*Exercise description*
Copy every line of the listing that holds the string "small".

(Dataset items)
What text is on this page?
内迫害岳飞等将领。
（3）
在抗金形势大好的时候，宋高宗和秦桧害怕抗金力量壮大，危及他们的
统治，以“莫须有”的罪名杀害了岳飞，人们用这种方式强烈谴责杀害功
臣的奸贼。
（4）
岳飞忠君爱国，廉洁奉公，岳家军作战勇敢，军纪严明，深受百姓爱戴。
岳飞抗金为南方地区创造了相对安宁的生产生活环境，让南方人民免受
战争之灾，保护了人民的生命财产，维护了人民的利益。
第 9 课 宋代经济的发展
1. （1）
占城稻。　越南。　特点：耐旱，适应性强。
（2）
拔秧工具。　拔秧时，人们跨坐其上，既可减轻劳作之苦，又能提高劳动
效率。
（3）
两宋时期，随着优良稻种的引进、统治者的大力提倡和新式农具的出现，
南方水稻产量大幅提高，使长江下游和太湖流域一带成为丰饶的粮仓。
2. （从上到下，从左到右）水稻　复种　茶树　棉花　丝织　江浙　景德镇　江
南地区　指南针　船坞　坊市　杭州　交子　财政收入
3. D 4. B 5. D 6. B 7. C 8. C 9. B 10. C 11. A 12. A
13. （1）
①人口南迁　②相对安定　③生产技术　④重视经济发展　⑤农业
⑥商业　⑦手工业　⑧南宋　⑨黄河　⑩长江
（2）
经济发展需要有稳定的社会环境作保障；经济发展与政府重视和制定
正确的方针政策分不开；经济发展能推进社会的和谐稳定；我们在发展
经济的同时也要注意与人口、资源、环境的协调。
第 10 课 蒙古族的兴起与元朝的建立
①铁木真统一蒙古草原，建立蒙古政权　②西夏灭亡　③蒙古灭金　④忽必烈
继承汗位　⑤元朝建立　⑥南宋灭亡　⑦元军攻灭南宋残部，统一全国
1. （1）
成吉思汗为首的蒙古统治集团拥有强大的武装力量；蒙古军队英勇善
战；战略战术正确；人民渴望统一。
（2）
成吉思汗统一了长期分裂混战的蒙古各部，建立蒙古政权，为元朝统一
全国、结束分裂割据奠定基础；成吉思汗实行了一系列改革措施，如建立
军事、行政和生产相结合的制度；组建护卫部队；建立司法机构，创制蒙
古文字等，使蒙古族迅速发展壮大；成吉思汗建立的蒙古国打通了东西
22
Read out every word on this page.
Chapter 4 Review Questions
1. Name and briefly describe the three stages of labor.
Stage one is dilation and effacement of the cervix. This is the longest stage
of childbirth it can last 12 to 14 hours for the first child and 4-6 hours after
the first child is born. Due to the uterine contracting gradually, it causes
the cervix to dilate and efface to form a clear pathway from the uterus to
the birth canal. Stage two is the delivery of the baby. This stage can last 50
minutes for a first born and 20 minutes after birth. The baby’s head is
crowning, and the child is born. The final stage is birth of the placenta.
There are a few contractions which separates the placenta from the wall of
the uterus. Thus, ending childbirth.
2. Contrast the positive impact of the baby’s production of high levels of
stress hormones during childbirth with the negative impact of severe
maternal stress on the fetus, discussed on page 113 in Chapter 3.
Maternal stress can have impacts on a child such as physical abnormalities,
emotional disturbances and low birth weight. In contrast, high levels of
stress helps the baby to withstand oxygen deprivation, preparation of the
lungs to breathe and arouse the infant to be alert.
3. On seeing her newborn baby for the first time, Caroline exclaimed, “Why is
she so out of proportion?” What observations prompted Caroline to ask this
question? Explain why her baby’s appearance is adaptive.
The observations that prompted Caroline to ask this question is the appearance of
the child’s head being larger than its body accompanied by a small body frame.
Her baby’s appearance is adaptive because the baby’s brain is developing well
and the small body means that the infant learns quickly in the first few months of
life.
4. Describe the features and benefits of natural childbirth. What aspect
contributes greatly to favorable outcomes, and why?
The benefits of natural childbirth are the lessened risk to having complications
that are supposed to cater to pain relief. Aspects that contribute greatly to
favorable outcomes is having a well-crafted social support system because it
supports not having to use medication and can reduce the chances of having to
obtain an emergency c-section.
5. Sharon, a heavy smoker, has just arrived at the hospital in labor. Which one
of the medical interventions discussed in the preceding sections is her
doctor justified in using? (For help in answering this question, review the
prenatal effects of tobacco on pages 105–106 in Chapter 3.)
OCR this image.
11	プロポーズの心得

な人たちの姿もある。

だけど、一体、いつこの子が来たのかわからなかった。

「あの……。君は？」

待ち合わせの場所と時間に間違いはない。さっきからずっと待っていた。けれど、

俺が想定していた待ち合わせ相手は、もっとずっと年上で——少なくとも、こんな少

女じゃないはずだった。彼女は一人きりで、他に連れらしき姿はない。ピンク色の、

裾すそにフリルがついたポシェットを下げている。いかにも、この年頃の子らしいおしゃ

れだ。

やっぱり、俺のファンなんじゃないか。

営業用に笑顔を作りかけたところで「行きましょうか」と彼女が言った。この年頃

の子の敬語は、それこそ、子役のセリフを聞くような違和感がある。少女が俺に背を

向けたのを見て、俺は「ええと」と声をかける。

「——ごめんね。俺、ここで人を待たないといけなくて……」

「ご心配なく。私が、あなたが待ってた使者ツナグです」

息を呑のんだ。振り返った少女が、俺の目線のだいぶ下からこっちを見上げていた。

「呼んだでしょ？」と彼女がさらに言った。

*Complete answer*
the child’s head being larger than its body accompanied by a small body frame.
and the small body means that the infant learns quickly in the first few months of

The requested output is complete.